WORK REQUIRED - Look through the material and copy each line holding "ICON".

DATA IN THIS EXERCISE -
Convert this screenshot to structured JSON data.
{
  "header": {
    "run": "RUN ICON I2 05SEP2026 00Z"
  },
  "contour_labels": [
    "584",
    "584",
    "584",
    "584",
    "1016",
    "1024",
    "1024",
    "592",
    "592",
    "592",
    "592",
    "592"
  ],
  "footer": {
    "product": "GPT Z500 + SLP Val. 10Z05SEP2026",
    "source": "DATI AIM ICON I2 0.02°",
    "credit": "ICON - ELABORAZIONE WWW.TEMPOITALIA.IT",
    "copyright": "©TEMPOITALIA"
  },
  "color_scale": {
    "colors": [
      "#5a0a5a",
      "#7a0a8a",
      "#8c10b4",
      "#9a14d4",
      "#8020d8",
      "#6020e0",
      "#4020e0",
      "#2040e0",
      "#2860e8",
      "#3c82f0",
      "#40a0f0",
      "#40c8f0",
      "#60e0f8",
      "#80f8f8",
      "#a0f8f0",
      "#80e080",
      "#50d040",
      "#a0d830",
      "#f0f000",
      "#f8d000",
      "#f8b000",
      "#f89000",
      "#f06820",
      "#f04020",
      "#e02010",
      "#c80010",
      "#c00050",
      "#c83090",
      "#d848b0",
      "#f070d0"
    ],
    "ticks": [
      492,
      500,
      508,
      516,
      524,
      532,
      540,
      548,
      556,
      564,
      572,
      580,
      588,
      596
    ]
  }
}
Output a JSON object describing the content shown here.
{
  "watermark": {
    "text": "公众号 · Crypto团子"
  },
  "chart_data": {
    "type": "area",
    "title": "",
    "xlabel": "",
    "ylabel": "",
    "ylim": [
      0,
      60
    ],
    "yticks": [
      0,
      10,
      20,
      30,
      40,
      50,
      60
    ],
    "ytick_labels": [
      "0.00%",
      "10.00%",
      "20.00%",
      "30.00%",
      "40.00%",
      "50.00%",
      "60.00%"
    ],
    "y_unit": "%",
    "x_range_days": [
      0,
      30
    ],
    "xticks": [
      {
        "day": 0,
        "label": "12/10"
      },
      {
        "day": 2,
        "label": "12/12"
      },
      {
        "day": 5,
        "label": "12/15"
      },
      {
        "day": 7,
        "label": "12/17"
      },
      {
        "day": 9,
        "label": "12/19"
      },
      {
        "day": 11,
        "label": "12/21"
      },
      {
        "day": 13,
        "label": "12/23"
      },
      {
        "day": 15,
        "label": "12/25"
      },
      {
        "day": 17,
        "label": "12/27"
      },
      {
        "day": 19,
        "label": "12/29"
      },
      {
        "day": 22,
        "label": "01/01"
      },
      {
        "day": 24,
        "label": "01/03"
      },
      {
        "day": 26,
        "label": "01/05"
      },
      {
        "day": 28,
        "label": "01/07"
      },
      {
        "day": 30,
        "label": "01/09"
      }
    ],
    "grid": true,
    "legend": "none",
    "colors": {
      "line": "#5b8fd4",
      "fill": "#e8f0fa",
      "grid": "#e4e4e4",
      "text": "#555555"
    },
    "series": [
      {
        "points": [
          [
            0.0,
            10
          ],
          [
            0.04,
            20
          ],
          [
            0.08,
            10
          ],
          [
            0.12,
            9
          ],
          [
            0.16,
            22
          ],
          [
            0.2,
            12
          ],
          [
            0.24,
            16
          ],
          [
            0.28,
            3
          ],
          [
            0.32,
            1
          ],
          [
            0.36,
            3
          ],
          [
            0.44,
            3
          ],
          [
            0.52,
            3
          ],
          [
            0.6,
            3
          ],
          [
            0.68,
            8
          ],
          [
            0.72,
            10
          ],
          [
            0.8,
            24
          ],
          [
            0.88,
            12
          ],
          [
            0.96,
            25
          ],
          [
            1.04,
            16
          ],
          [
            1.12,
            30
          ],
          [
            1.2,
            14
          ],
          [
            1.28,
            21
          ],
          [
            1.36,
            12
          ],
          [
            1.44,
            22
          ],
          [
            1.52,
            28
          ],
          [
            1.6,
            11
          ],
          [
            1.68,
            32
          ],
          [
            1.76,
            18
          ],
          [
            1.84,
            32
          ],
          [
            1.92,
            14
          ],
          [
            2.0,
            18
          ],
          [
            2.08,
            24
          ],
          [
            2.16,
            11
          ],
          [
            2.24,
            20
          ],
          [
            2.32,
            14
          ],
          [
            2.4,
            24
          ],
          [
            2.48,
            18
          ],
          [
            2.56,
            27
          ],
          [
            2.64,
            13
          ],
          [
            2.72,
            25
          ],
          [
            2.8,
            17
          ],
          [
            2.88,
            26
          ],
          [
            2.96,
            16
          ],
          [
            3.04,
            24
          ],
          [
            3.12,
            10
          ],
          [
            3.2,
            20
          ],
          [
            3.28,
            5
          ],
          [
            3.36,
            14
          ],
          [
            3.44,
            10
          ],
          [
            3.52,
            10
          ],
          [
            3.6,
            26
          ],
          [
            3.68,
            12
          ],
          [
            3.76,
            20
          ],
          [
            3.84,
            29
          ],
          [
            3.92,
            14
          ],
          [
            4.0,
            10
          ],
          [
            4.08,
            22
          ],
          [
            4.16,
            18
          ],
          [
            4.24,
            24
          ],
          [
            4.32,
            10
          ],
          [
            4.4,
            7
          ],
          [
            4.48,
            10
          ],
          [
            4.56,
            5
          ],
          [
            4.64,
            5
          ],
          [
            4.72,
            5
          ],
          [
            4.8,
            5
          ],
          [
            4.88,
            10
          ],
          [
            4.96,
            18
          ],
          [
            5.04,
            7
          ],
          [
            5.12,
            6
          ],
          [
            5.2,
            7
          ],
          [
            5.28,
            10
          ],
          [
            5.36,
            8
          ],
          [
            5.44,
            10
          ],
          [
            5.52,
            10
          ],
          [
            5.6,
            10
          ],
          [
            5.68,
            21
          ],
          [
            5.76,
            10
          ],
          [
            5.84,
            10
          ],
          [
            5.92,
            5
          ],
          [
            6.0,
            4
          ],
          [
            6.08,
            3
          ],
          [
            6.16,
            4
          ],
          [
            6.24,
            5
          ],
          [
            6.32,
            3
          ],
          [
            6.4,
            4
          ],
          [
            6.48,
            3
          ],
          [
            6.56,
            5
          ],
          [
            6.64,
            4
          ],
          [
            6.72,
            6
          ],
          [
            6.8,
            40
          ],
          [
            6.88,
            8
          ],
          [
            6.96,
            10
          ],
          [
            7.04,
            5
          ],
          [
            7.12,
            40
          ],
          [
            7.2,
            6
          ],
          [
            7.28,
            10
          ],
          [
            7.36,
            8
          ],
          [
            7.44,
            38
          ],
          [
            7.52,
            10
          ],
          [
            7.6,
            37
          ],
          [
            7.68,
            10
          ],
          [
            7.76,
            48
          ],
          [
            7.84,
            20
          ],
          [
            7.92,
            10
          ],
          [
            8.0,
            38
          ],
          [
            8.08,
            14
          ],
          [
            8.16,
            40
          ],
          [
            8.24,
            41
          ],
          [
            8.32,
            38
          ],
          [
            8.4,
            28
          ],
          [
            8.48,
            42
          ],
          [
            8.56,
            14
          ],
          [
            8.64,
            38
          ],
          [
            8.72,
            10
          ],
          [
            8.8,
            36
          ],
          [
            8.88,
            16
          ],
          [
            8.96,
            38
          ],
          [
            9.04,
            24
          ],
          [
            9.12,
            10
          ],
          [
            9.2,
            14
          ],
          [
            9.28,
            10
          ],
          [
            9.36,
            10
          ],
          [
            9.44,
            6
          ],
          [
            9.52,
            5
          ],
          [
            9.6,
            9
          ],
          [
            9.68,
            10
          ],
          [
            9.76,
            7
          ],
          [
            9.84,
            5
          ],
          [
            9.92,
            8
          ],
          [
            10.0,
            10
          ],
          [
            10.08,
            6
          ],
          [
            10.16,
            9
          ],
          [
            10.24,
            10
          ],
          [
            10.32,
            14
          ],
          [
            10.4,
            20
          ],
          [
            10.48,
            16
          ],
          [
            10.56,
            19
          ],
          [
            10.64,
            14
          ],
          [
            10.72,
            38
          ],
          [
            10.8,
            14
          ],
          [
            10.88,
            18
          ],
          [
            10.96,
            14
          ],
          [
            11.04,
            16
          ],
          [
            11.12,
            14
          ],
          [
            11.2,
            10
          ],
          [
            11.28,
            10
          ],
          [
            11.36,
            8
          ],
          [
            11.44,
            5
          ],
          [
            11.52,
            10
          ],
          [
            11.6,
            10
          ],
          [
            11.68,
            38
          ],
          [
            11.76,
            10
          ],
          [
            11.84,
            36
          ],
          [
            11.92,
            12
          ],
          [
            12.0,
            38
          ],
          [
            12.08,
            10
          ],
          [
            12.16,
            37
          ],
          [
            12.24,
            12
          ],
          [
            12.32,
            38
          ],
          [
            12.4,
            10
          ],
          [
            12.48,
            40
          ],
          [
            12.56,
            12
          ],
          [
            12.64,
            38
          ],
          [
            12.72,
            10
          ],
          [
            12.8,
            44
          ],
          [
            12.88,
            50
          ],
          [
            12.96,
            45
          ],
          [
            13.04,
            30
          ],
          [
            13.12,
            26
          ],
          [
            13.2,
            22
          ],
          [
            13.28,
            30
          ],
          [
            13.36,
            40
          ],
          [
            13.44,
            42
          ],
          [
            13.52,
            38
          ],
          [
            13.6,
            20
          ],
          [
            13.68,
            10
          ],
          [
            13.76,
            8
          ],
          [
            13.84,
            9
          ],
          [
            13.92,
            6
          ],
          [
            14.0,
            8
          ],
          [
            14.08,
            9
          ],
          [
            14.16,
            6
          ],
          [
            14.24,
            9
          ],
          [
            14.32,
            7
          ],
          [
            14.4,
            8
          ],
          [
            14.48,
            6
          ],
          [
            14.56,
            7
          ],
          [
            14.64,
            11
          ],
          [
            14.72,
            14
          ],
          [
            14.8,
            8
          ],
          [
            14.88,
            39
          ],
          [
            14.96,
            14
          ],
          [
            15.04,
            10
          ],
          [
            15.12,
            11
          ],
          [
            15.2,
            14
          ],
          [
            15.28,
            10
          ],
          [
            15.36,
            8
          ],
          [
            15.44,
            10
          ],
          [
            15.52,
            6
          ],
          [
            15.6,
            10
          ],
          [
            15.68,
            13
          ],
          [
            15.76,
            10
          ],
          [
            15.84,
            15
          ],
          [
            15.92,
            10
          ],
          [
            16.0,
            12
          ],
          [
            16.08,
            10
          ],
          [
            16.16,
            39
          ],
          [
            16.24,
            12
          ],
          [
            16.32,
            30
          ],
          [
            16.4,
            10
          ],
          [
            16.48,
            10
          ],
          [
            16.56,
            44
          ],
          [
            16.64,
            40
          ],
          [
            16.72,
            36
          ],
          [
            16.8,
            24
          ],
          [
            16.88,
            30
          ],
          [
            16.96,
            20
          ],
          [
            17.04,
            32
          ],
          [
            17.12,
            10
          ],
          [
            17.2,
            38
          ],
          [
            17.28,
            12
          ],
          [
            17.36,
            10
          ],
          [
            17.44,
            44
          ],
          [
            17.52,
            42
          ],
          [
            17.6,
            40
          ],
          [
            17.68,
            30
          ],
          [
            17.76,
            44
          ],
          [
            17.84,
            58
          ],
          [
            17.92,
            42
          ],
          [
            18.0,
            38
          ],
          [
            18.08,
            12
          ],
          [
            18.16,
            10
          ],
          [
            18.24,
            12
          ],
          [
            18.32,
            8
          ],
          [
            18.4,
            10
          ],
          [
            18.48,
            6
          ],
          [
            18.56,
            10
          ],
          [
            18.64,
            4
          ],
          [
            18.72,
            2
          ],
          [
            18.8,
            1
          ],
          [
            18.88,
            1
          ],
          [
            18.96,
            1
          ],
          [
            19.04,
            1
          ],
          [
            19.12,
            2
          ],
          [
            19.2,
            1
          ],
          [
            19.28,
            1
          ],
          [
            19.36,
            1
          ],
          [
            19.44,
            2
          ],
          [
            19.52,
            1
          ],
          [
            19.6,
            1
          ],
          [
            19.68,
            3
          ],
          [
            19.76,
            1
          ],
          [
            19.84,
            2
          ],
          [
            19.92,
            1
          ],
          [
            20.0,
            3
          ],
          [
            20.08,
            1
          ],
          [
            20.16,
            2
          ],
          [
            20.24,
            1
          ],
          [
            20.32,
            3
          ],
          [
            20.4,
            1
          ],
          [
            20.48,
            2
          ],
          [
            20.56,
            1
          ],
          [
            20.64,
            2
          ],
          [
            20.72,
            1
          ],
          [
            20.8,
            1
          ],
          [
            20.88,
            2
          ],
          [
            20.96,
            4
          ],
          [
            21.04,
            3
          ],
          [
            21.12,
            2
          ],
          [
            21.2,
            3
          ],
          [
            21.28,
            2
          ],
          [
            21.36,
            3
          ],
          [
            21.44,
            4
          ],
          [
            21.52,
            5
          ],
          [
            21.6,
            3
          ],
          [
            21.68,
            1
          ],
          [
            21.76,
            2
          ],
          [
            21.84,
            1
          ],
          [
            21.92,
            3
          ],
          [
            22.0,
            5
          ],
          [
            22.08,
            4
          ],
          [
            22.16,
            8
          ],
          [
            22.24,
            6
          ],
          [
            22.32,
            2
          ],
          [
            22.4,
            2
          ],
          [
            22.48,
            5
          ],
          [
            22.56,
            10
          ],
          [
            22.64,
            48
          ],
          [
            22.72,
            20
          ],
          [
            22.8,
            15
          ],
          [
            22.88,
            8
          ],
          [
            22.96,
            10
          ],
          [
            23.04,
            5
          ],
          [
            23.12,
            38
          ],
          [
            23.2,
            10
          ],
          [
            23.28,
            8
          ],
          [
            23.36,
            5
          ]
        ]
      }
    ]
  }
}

SOLUTION FOR THIS PROBLEM -
    "run": "RUN ICON I2 05SEP2026 00Z"
    "source": "DATI AIM ICON I2 0.02°",
    "credit": "ICON - ELABORAZIONE WWW.TEMPOITALIA.IT",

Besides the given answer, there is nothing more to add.